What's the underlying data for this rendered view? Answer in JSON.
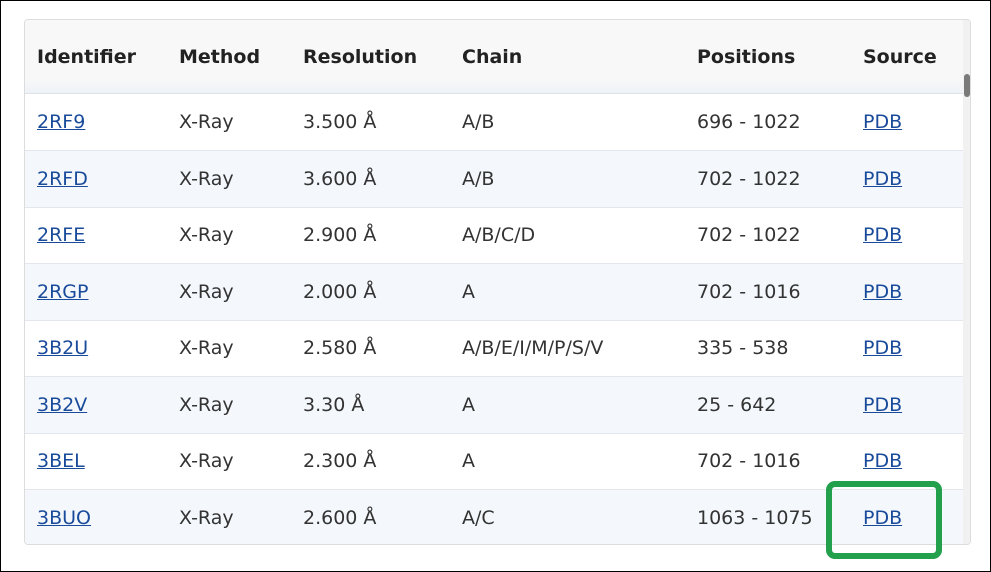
{
  "table": {
    "headers": [
      "Identifier",
      "Method",
      "Resolution",
      "Chain",
      "Positions",
      "Source"
    ],
    "rows": [
      [
        "2RF9",
        "X-Ray",
        "3.500 Å",
        "A/B",
        "696 - 1022",
        "PDB"
      ],
      [
        "2RFD",
        "X-Ray",
        "3.600 Å",
        "A/B",
        "702 - 1022",
        "PDB"
      ],
      [
        "2RFE",
        "X-Ray",
        "2.900 Å",
        "A/B/C/D",
        "702 - 1022",
        "PDB"
      ],
      [
        "2RGP",
        "X-Ray",
        "2.000 Å",
        "A",
        "702 - 1016",
        "PDB"
      ],
      [
        "3B2U",
        "X-Ray",
        "2.580 Å",
        "A/B/E/I/M/P/S/V",
        "335 - 538",
        "PDB"
      ],
      [
        "3B2V",
        "X-Ray",
        "3.30 Å",
        "A",
        "25 - 642",
        "PDB"
      ],
      [
        "3BEL",
        "X-Ray",
        "2.300 Å",
        "A",
        "702 - 1016",
        "PDB"
      ],
      [
        "3BUO",
        "X-Ray",
        "2.600 Å",
        "A/C",
        "1063 - 1075",
        "PDB"
      ]
    ]
  }
}
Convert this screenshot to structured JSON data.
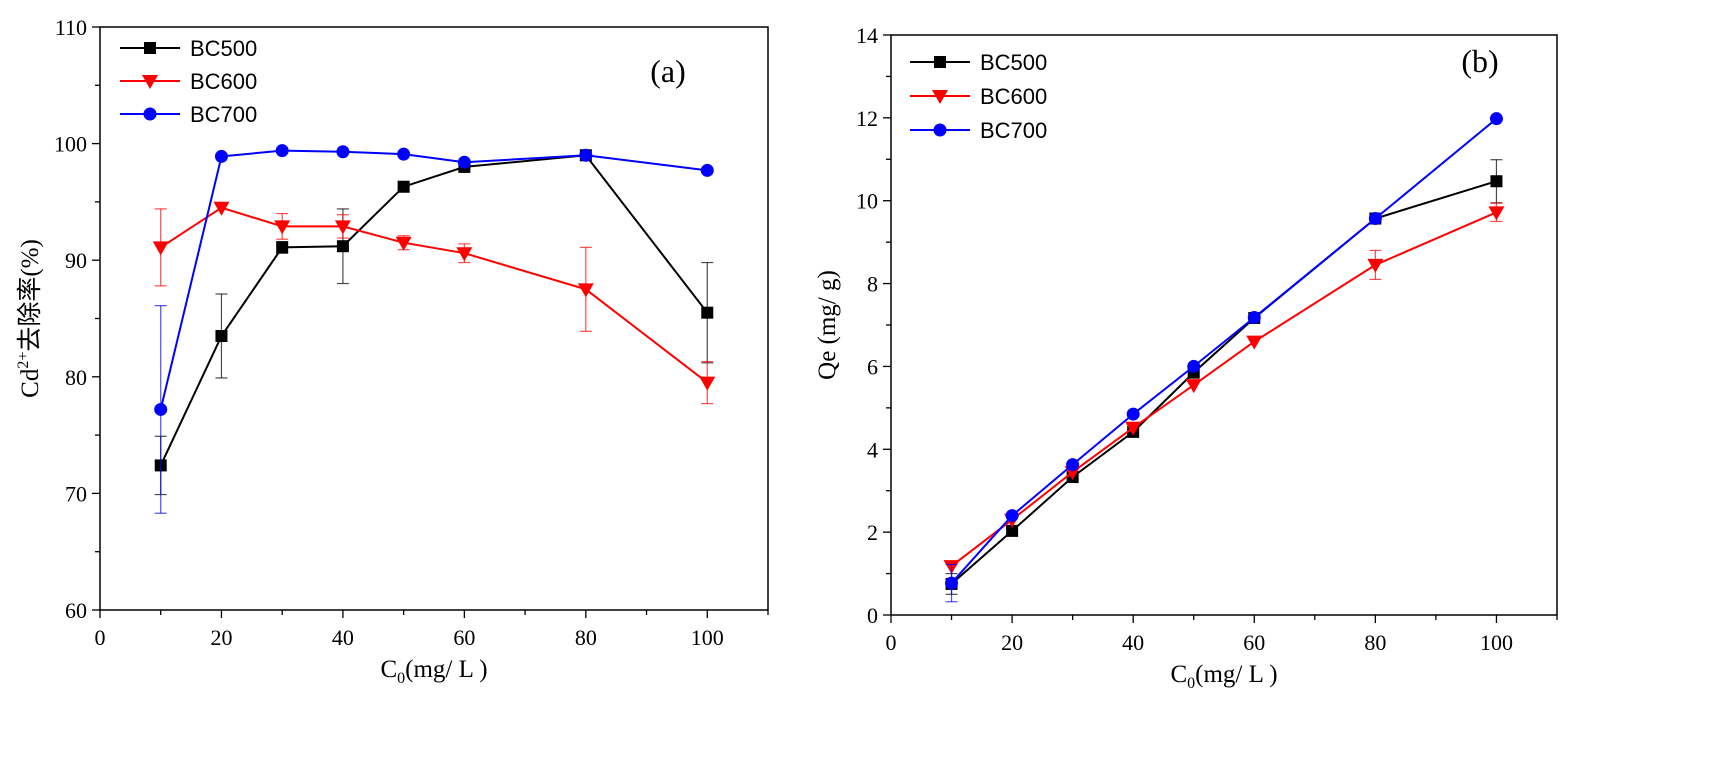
{
  "colors": {
    "BC500": "#000000",
    "BC600": "#ff0000",
    "BC700": "#0000ff"
  },
  "chart_data": [
    {
      "type": "line",
      "panel_label": "(a)",
      "xlabel": {
        "base": "C",
        "sub": "0",
        "rest": "(mg/ L )"
      },
      "ylabel": {
        "pre": "Cd",
        "sup": "2+",
        "rest": "去除率(%)"
      },
      "xlim": [
        0,
        110
      ],
      "ylim": [
        60,
        110
      ],
      "xticks": [
        0,
        20,
        40,
        60,
        80,
        100
      ],
      "yticks": [
        60,
        70,
        80,
        90,
        100,
        110
      ],
      "grid": false,
      "legend": "top-left",
      "x": [
        10,
        20,
        30,
        40,
        50,
        60,
        80,
        100
      ],
      "series": [
        {
          "name": "BC500",
          "marker": "square",
          "values": [
            72.4,
            83.5,
            91.1,
            91.2,
            96.3,
            98.0,
            99.0,
            85.5
          ],
          "error": [
            2.5,
            3.6,
            0.5,
            3.2,
            0,
            0,
            0,
            4.3
          ]
        },
        {
          "name": "BC600",
          "marker": "triangle-down",
          "values": [
            91.1,
            94.5,
            92.9,
            92.9,
            91.5,
            90.6,
            87.5,
            79.5
          ],
          "error": [
            3.3,
            0,
            1.1,
            1.0,
            0.6,
            0.8,
            3.6,
            1.8
          ]
        },
        {
          "name": "BC700",
          "marker": "circle",
          "values": [
            77.2,
            98.9,
            99.4,
            99.3,
            99.1,
            98.4,
            99.0,
            97.7
          ],
          "error": [
            8.9,
            0,
            0,
            0,
            0,
            0,
            0,
            0
          ]
        }
      ]
    },
    {
      "type": "line",
      "panel_label": "(b)",
      "xlabel": {
        "base": "C",
        "sub": "0",
        "rest": "(mg/ L )"
      },
      "ylabel": {
        "pre": "Qe (mg/ g)",
        "sup": "",
        "rest": ""
      },
      "xlim": [
        0,
        110
      ],
      "ylim": [
        0,
        14
      ],
      "xticks": [
        0,
        20,
        40,
        60,
        80,
        100
      ],
      "yticks": [
        0,
        2,
        4,
        6,
        8,
        10,
        12,
        14
      ],
      "grid": false,
      "legend": "top-left",
      "x": [
        10,
        20,
        30,
        40,
        50,
        60,
        80,
        100
      ],
      "series": [
        {
          "name": "BC500",
          "marker": "square",
          "values": [
            0.75,
            2.03,
            3.33,
            4.42,
            5.85,
            7.17,
            9.57,
            10.47
          ],
          "error": [
            0.25,
            0,
            0,
            0,
            0,
            0,
            0,
            0.52
          ]
        },
        {
          "name": "BC600",
          "marker": "triangle-down",
          "values": [
            1.18,
            2.3,
            3.45,
            4.52,
            5.55,
            6.6,
            8.45,
            9.72
          ],
          "error": [
            0,
            0,
            0,
            0,
            0,
            0,
            0.35,
            0.22
          ]
        },
        {
          "name": "BC700",
          "marker": "circle",
          "values": [
            0.77,
            2.4,
            3.63,
            4.85,
            6.0,
            7.18,
            9.57,
            11.98
          ],
          "error": [
            0.45,
            0,
            0,
            0,
            0,
            0,
            0,
            0
          ]
        }
      ]
    }
  ]
}
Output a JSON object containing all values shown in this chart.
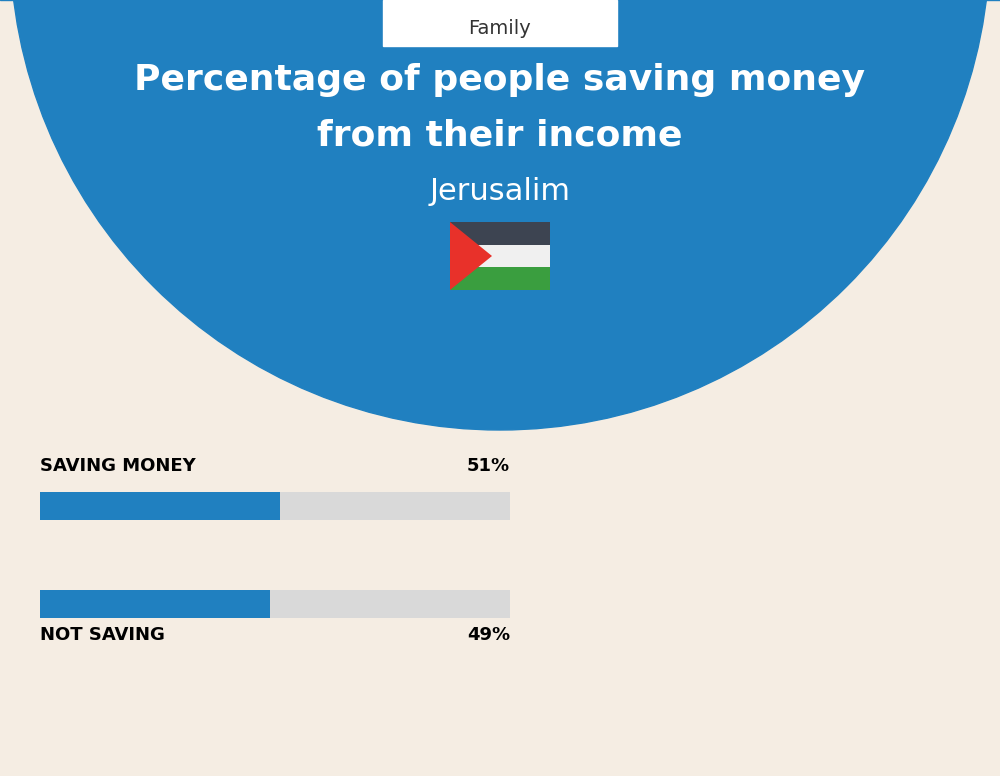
{
  "title_line1": "Percentage of people saving money",
  "title_line2": "from their income",
  "subtitle": "Jerusalim",
  "category_label": "Family",
  "bar1_label": "SAVING MONEY",
  "bar1_value": 51,
  "bar1_pct": "51%",
  "bar2_label": "NOT SAVING",
  "bar2_value": 49,
  "bar2_pct": "49%",
  "bg_color": "#f5ede3",
  "blue_bg": "#2080c0",
  "bar_blue": "#2080c0",
  "bar_gray": "#d9d9d9",
  "title_color": "#ffffff",
  "subtitle_color": "#ffffff",
  "label_color": "#000000",
  "category_box_color": "#ffffff",
  "flag_black": "#3d4451",
  "flag_white": "#f0f0f0",
  "flag_red": "#e8312a",
  "flag_green": "#3a9e3f"
}
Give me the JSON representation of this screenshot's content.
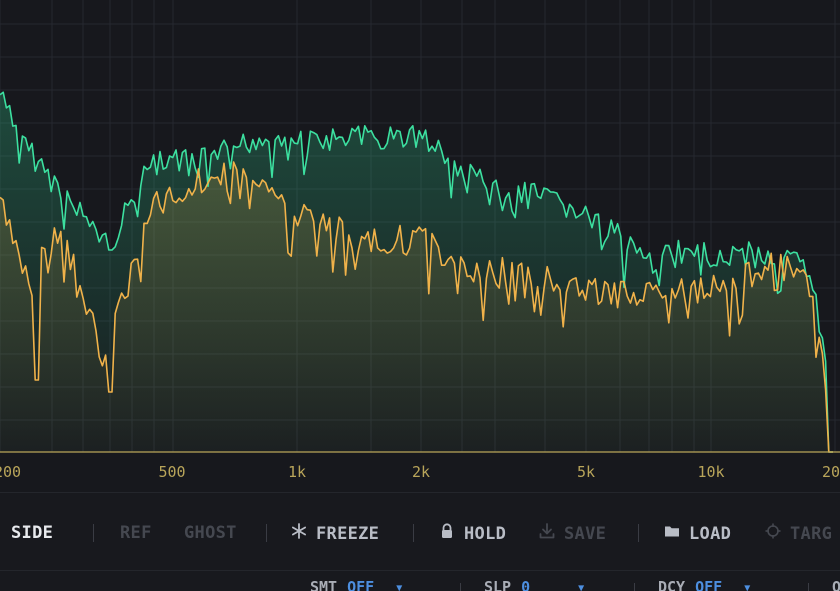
{
  "spectrum": {
    "freq_labels": [
      "200",
      "500",
      "1k",
      "2k",
      "5k",
      "10k",
      "20"
    ],
    "colors": {
      "background": "#17181d",
      "grid": "#262830",
      "side_trace": "#3ce0a0",
      "ref_trace": "#f0b24a",
      "baseline": "#b9a55a"
    }
  },
  "toolbar": {
    "side_label": "SIDE",
    "ref_label": "REF",
    "ghost_label": "GHOST",
    "freeze_label": "FREEZE",
    "freeze_icon": "asterisk-icon",
    "hold_label": "HOLD",
    "hold_icon": "lock-icon",
    "save_label": "SAVE",
    "save_icon": "download-icon",
    "load_label": "LOAD",
    "load_icon": "folder-icon",
    "target_label": "TARG",
    "target_icon": "crosshair-icon"
  },
  "status": {
    "smt_key": "SMT",
    "smt_value": "OFF",
    "slp_key": "SLP",
    "slp_value": "0",
    "dcy_key": "DCY",
    "dcy_value": "OFF",
    "last_key": "O"
  }
}
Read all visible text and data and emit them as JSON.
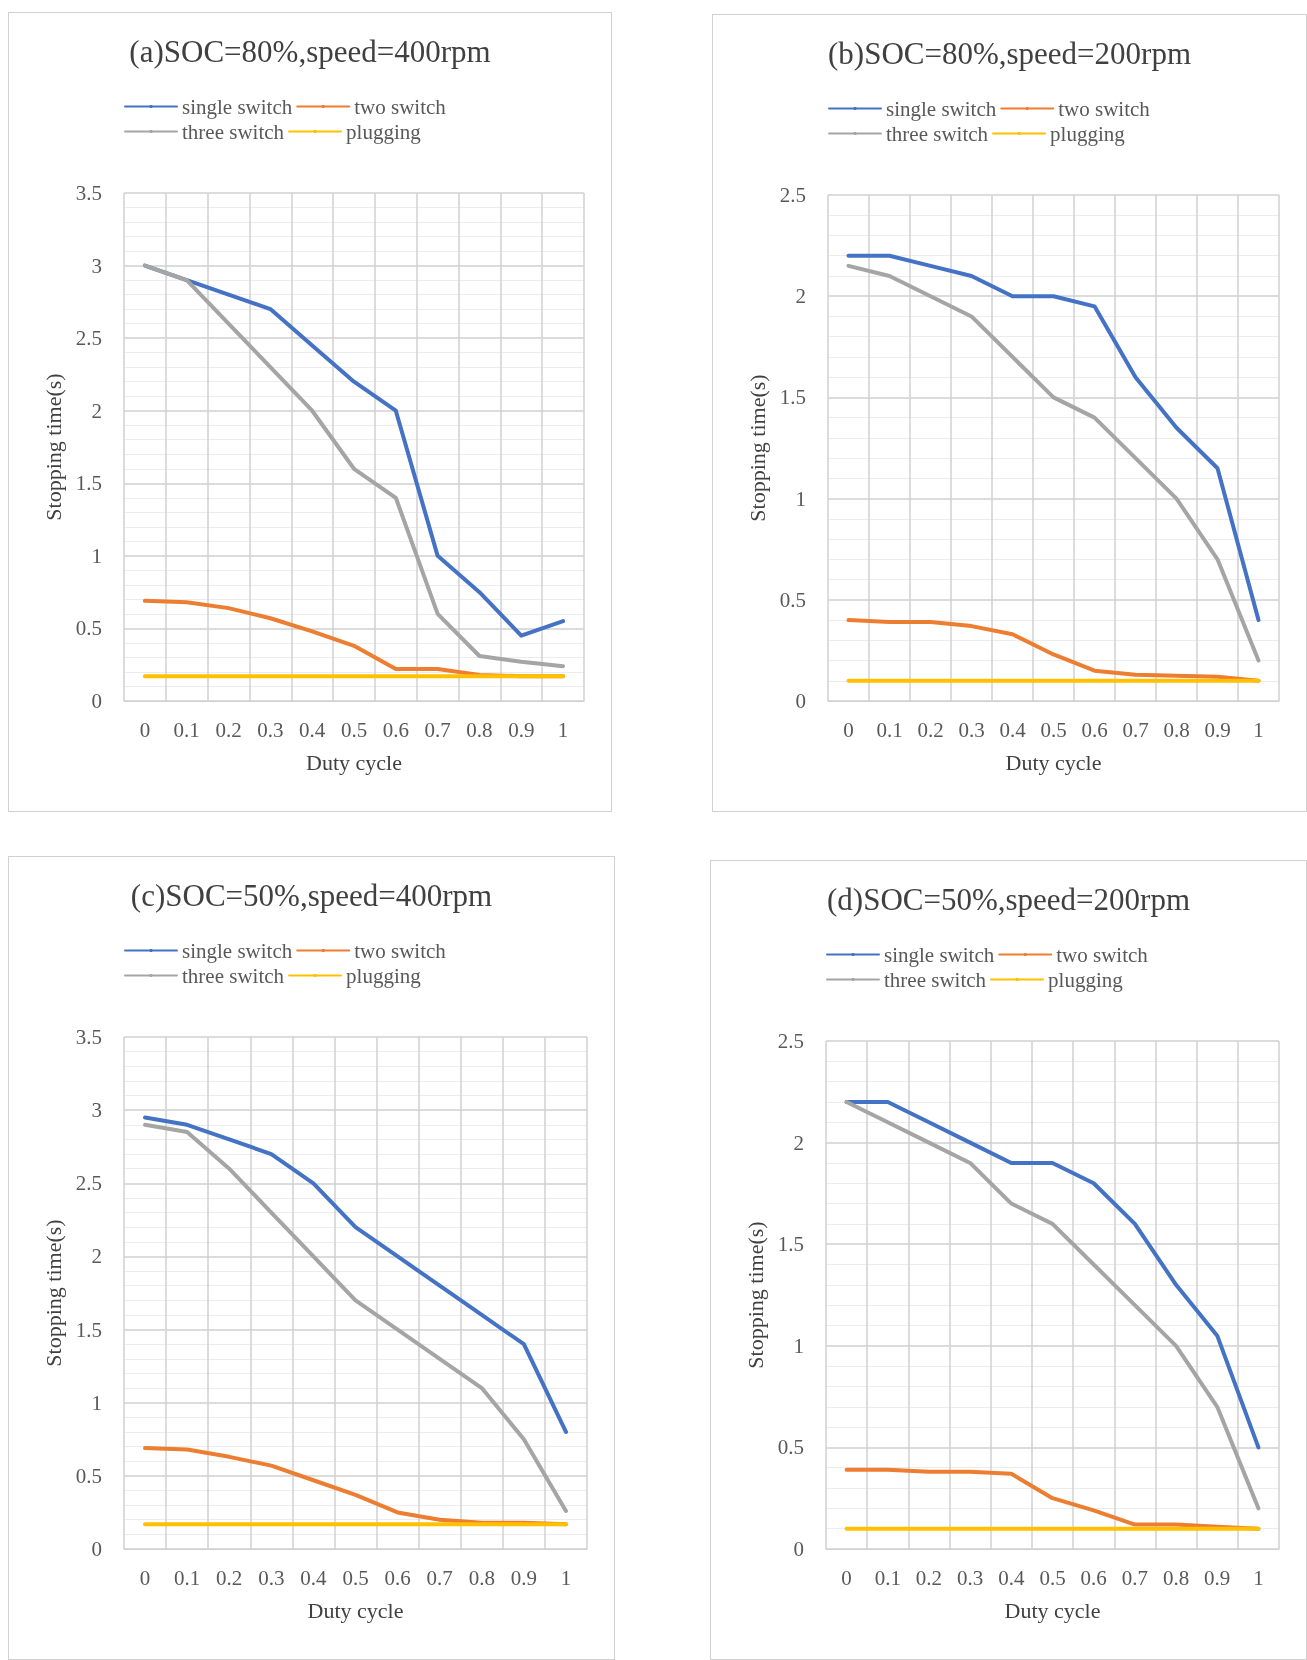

▸ **The exercise**:
Report how many lines of the entries hold the string "screenshot". Provide the number alone.

▸ **Exercise solution**:
2